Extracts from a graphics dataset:
▶
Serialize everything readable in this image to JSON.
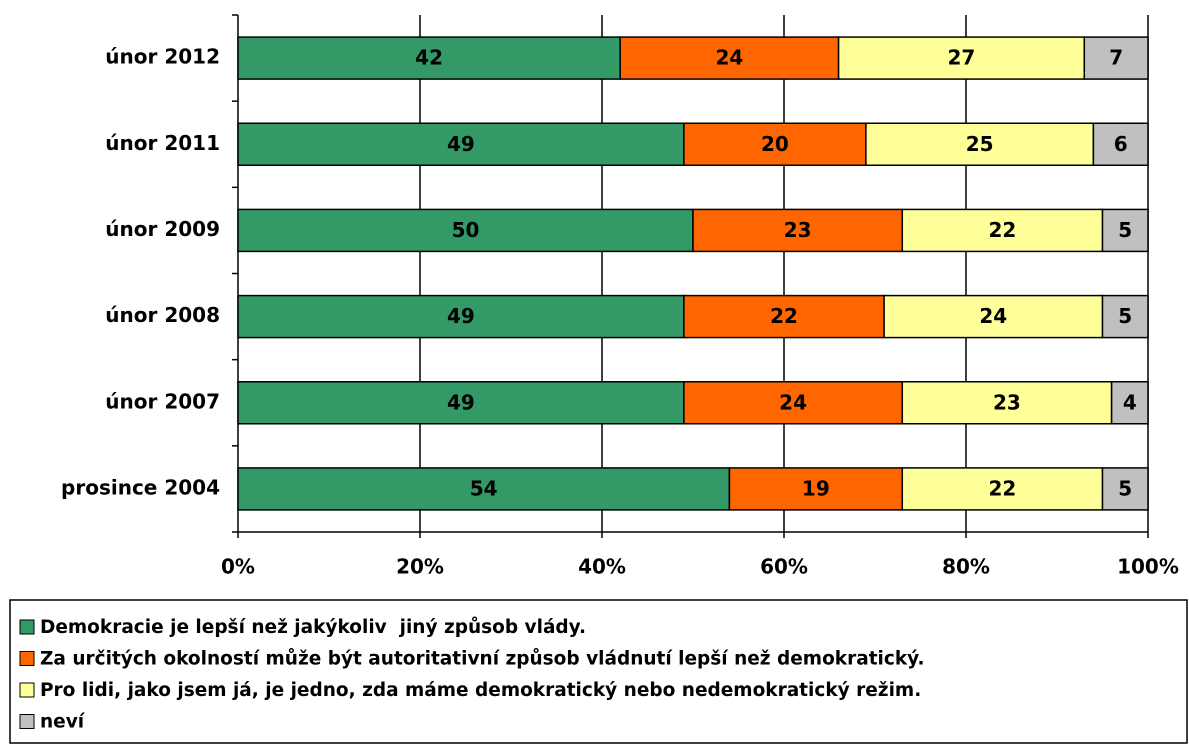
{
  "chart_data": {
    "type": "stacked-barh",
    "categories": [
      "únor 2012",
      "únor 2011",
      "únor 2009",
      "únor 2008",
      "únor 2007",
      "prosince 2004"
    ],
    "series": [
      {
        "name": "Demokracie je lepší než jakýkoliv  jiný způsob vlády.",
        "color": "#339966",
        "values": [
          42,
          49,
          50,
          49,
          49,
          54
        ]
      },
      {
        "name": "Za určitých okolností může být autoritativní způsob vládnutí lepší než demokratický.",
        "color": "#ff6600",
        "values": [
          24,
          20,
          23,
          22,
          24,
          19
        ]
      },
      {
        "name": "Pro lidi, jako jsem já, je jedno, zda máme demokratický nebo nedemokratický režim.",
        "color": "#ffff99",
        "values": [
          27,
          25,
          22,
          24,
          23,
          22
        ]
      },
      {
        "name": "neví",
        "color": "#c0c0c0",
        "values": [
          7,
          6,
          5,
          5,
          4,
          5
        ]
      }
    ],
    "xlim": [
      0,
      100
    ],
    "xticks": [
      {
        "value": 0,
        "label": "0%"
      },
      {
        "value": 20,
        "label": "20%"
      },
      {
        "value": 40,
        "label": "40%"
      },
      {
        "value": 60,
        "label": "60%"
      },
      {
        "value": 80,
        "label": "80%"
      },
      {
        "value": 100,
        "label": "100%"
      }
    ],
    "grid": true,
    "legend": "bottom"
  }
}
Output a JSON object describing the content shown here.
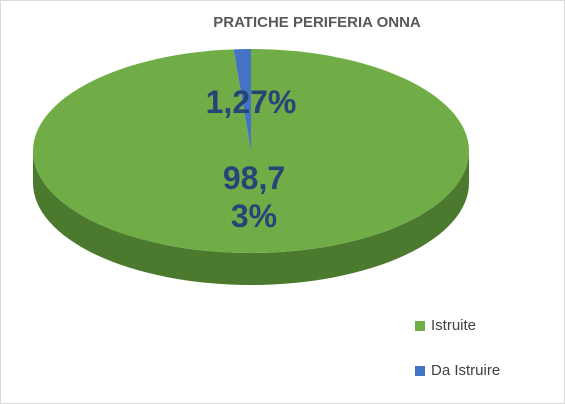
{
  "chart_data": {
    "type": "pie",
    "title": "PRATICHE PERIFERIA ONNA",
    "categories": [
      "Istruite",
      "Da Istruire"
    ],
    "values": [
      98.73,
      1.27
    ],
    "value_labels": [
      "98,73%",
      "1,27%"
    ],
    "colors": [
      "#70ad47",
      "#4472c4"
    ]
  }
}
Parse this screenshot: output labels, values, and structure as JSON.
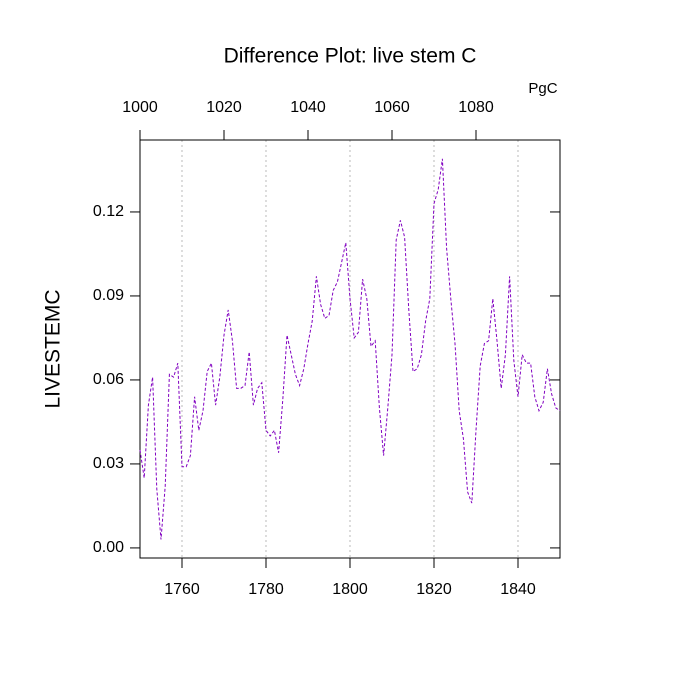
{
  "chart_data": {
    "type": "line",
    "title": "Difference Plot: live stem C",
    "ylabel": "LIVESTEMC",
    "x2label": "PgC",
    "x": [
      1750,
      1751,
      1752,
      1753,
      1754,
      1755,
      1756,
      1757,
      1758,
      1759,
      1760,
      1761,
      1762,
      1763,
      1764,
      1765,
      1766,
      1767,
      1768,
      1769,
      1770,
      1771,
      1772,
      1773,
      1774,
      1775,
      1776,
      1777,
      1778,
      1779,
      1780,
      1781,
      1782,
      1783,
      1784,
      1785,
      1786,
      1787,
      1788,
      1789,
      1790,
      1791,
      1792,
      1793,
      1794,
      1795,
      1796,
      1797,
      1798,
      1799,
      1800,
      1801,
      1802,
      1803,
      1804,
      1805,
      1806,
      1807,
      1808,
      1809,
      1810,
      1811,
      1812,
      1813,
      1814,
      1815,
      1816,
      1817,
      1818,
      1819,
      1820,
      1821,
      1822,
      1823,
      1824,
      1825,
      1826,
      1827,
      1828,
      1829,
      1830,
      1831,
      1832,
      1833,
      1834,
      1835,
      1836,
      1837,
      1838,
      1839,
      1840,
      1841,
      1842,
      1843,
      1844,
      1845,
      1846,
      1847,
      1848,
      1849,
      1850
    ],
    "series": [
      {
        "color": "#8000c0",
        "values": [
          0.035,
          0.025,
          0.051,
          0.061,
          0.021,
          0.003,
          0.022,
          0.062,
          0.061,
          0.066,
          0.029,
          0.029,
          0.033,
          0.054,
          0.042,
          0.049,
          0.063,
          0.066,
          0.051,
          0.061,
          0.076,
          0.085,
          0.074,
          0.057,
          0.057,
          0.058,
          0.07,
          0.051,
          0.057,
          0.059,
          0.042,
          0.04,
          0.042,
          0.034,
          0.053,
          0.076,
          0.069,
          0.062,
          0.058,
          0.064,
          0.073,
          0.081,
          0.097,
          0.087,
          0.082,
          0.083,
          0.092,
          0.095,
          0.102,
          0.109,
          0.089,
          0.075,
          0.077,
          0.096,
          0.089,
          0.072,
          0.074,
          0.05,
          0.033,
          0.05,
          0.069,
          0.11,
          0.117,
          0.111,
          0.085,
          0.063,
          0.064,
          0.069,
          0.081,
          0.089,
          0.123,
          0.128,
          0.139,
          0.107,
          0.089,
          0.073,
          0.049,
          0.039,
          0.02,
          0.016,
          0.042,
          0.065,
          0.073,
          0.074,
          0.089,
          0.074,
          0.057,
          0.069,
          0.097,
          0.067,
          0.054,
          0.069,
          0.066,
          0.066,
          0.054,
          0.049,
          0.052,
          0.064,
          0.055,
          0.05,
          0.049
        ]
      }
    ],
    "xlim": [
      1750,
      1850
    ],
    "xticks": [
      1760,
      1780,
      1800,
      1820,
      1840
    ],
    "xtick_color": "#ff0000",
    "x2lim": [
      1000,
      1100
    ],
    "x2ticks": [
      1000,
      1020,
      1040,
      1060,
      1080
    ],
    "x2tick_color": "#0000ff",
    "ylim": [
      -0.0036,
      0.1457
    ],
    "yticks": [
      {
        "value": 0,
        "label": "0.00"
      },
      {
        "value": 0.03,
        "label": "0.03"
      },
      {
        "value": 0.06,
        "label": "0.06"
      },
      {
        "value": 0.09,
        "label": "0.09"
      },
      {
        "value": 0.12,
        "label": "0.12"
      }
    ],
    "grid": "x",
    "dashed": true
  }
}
◀
TASK GOAL:
All of the entries above should be duplicated exactly, except for the pictures.

COMPLETE ANSWER:
Serialize everything readable in this image to JSON.
{
  "chart_data": {
    "type": "stacked-barh",
    "categories": [
      "únor 2012",
      "únor 2011",
      "únor 2009",
      "únor 2008",
      "únor 2007",
      "prosince 2004"
    ],
    "series": [
      {
        "name": "Demokracie je lepší než jakýkoliv  jiný způsob vlády.",
        "color": "#339966",
        "values": [
          42,
          49,
          50,
          49,
          49,
          54
        ]
      },
      {
        "name": "Za určitých okolností může být autoritativní způsob vládnutí lepší než demokratický.",
        "color": "#ff6600",
        "values": [
          24,
          20,
          23,
          22,
          24,
          19
        ]
      },
      {
        "name": "Pro lidi, jako jsem já, je jedno, zda máme demokratický nebo nedemokratický režim.",
        "color": "#ffff99",
        "values": [
          27,
          25,
          22,
          24,
          23,
          22
        ]
      },
      {
        "name": "neví",
        "color": "#c0c0c0",
        "values": [
          7,
          6,
          5,
          5,
          4,
          5
        ]
      }
    ],
    "xlim": [
      0,
      100
    ],
    "xticks": [
      {
        "value": 0,
        "label": "0%"
      },
      {
        "value": 20,
        "label": "20%"
      },
      {
        "value": 40,
        "label": "40%"
      },
      {
        "value": 60,
        "label": "60%"
      },
      {
        "value": 80,
        "label": "80%"
      },
      {
        "value": 100,
        "label": "100%"
      }
    ],
    "grid": true,
    "legend": "bottom"
  }
}
Output a JSON object describing the content shown here.
{
  "chart_data": {
    "type": "pie",
    "title": "PRATICHE PERIFERIA ONNA",
    "categories": [
      "Istruite",
      "Da Istruire"
    ],
    "values": [
      98.73,
      1.27
    ],
    "value_labels": [
      "98,73%",
      "1,27%"
    ],
    "colors": [
      "#70ad47",
      "#4472c4"
    ]
  }
}
Parse this screenshot: output labels, values, and structure as JSON.
{
  "chart_data": {
    "type": "line",
    "title": "Difference Plot: live stem C",
    "ylabel": "LIVESTEMC",
    "x2label": "PgC",
    "x": [
      1750,
      1751,
      1752,
      1753,
      1754,
      1755,
      1756,
      1757,
      1758,
      1759,
      1760,
      1761,
      1762,
      1763,
      1764,
      1765,
      1766,
      1767,
      1768,
      1769,
      1770,
      1771,
      1772,
      1773,
      1774,
      1775,
      1776,
      1777,
      1778,
      1779,
      1780,
      1781,
      1782,
      1783,
      1784,
      1785,
      1786,
      1787,
      1788,
      1789,
      1790,
      1791,
      1792,
      1793,
      1794,
      1795,
      1796,
      1797,
      1798,
      1799,
      1800,
      1801,
      1802,
      1803,
      1804,
      1805,
      1806,
      1807,
      1808,
      1809,
      1810,
      1811,
      1812,
      1813,
      1814,
      1815,
      1816,
      1817,
      1818,
      1819,
      1820,
      1821,
      1822,
      1823,
      1824,
      1825,
      1826,
      1827,
      1828,
      1829,
      1830,
      1831,
      1832,
      1833,
      1834,
      1835,
      1836,
      1837,
      1838,
      1839,
      1840,
      1841,
      1842,
      1843,
      1844,
      1845,
      1846,
      1847,
      1848,
      1849,
      1850
    ],
    "series": [
      {
        "color": "#8000c0",
        "values": [
          0.035,
          0.025,
          0.051,
          0.061,
          0.021,
          0.003,
          0.022,
          0.062,
          0.061,
          0.066,
          0.029,
          0.029,
          0.033,
          0.054,
          0.042,
          0.049,
          0.063,
          0.066,
          0.051,
          0.061,
          0.076,
          0.085,
          0.074,
          0.057,
          0.057,
          0.058,
          0.07,
          0.051,
          0.057,
          0.059,
          0.042,
          0.04,
          0.042,
          0.034,
          0.053,
          0.076,
          0.069,
          0.062,
          0.058,
          0.064,
          0.073,
          0.081,
          0.097,
          0.087,
          0.082,
          0.083,
          0.092,
          0.095,
          0.102,
          0.109,
          0.089,
          0.075,
          0.077,
          0.096,
          0.089,
          0.072,
          0.074,
          0.05,
          0.033,
          0.05,
          0.069,
          0.11,
          0.117,
          0.111,
          0.085,
          0.063,
          0.064,
          0.069,
          0.081,
          0.089,
          0.123,
          0.128,
          0.139,
          0.107,
          0.089,
          0.073,
          0.049,
          0.039,
          0.02,
          0.016,
          0.042,
          0.065,
          0.073,
          0.074,
          0.089,
          0.074,
          0.057,
          0.069,
          0.097,
          0.067,
          0.054,
          0.069,
          0.066,
          0.066,
          0.054,
          0.049,
          0.052,
          0.064,
          0.055,
          0.05,
          0.049
        ]
      }
    ],
    "xlim": [
      1750,
      1850
    ],
    "xticks": [
      1760,
      1780,
      1800,
      1820,
      1840
    ],
    "xtick_color": "#ff0000",
    "x2lim": [
      1000,
      1100
    ],
    "x2ticks": [
      1000,
      1020,
      1040,
      1060,
      1080
    ],
    "x2tick_color": "#0000ff",
    "ylim": [
      -0.0036,
      0.1457
    ],
    "yticks": [
      {
        "value": 0,
        "label": "0.00"
      },
      {
        "value": 0.03,
        "label": "0.03"
      },
      {
        "value": 0.06,
        "label": "0.06"
      },
      {
        "value": 0.09,
        "label": "0.09"
      },
      {
        "value": 0.12,
        "label": "0.12"
      }
    ],
    "grid": "x",
    "dashed": true
  }
}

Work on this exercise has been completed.